## PROMPT
Copy out every line containing the word "Iris".

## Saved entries

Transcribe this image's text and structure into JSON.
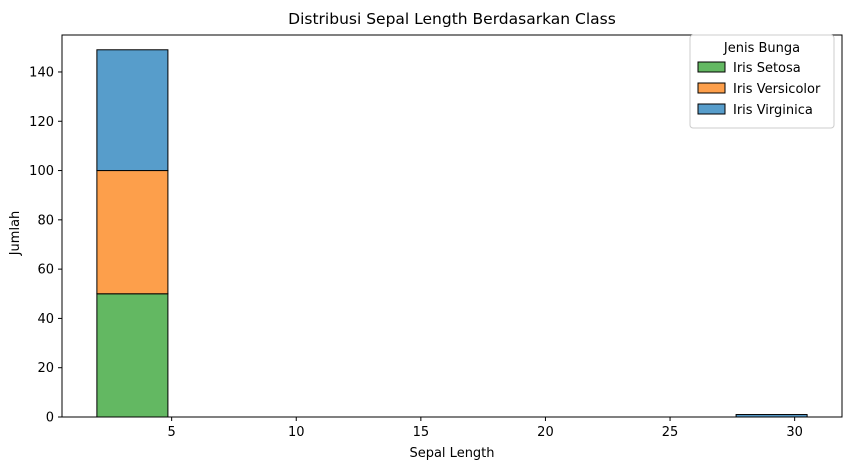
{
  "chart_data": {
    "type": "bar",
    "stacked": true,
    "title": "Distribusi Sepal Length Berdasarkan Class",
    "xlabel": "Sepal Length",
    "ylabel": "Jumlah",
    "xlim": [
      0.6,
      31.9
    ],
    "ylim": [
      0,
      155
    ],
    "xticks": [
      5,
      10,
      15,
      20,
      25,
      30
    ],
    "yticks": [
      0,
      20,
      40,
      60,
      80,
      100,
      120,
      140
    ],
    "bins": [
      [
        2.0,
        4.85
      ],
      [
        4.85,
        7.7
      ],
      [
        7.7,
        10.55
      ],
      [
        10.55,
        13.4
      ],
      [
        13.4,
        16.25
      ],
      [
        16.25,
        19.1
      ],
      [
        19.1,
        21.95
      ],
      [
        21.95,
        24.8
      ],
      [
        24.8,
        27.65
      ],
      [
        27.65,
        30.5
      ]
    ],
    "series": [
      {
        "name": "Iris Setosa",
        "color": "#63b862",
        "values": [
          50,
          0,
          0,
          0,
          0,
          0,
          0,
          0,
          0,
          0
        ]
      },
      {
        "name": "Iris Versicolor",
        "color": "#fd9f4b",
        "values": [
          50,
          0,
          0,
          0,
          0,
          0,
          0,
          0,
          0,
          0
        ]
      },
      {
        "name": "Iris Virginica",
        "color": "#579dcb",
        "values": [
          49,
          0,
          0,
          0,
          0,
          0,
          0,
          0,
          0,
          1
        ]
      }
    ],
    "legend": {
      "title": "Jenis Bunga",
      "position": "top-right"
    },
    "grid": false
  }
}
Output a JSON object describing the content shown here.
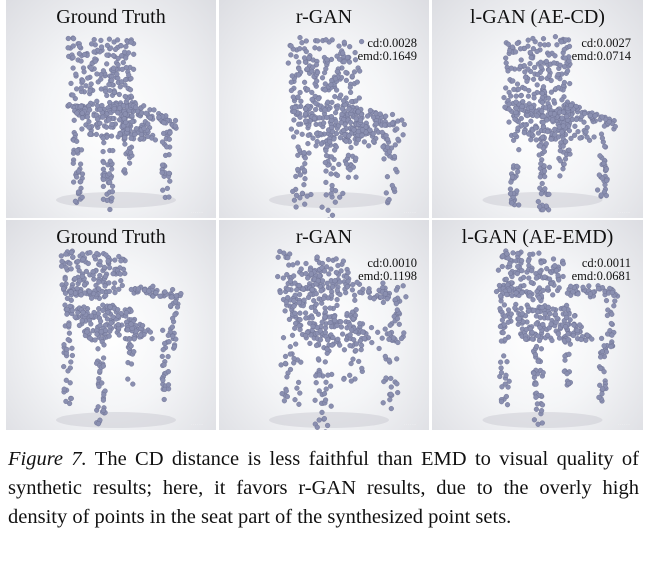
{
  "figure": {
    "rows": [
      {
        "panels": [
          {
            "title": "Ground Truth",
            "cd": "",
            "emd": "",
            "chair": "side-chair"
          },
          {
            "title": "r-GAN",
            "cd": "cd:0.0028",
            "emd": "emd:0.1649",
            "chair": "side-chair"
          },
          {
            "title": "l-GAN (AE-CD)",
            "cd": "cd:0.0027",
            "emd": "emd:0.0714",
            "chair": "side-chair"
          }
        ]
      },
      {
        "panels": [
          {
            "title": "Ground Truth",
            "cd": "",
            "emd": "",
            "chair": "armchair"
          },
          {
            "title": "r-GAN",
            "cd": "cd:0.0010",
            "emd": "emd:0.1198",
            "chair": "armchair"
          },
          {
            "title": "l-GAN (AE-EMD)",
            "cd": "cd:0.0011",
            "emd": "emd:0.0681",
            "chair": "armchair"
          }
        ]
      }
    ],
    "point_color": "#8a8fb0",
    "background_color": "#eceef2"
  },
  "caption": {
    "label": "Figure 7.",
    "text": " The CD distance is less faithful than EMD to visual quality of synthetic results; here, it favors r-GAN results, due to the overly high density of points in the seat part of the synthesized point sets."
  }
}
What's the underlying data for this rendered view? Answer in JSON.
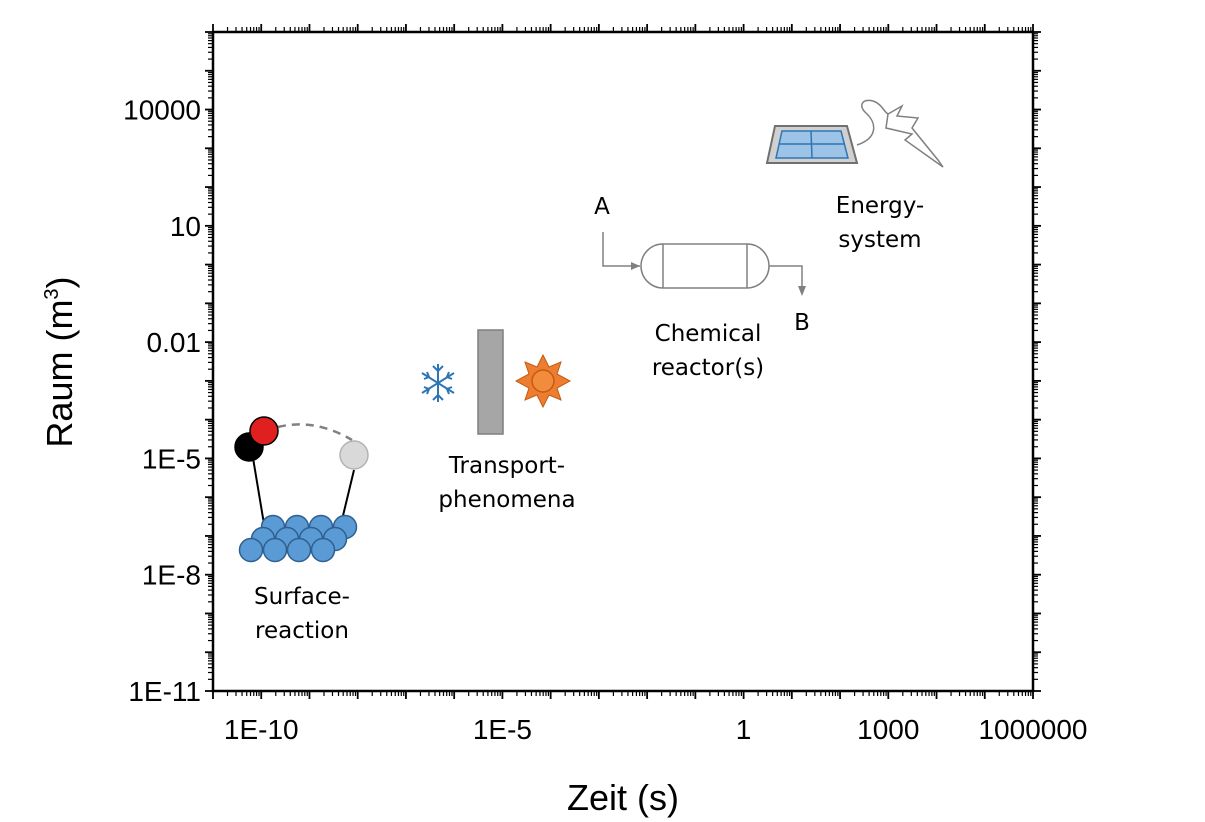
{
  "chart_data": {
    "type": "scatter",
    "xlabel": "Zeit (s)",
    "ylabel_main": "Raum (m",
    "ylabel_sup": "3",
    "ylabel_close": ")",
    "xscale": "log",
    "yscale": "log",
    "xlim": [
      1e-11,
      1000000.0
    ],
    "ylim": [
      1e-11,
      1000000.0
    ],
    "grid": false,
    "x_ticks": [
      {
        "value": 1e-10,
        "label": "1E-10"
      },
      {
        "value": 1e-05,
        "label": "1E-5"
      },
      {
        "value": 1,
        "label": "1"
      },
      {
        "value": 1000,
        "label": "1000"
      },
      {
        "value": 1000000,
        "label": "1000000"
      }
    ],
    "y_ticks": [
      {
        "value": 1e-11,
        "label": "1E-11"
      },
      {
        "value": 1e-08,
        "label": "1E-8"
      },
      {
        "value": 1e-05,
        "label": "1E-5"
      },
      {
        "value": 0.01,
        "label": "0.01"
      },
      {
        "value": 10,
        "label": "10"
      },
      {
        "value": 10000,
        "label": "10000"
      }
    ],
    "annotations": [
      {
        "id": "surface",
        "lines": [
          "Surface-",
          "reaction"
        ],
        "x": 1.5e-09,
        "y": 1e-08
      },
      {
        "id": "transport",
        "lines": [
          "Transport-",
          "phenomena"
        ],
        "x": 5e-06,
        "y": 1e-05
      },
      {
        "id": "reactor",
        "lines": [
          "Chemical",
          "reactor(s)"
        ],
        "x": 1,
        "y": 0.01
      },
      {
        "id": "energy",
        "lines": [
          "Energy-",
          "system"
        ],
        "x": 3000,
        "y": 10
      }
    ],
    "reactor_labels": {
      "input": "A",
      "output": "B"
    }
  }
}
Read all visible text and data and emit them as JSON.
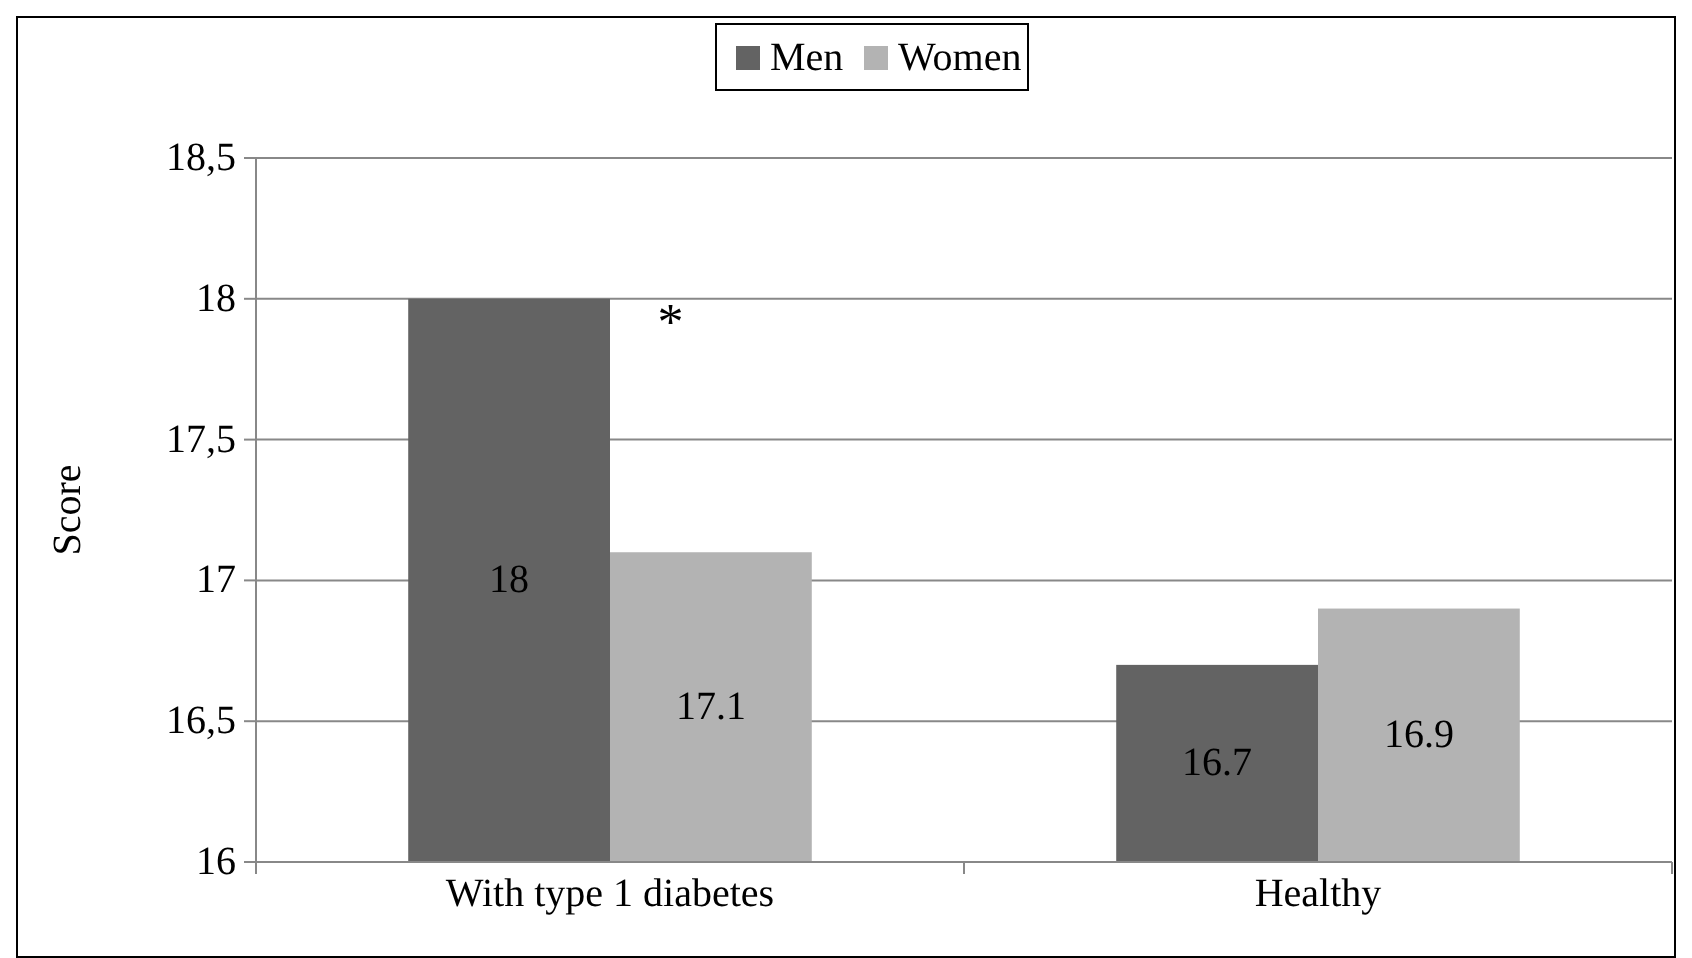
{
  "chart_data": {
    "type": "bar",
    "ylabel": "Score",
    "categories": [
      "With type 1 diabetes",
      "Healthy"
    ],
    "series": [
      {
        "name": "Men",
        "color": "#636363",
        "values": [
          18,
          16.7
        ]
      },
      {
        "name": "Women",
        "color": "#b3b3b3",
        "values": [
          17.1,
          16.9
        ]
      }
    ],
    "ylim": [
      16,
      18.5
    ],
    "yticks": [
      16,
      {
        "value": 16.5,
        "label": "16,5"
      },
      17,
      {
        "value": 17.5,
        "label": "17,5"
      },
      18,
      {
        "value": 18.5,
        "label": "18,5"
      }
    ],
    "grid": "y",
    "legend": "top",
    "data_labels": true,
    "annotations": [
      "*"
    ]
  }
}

## SOLUTION TO THIS EXERCISE
        "name": "Iris Setosa",
        "name": "Iris Versicolor",
        "name": "Iris Virginica",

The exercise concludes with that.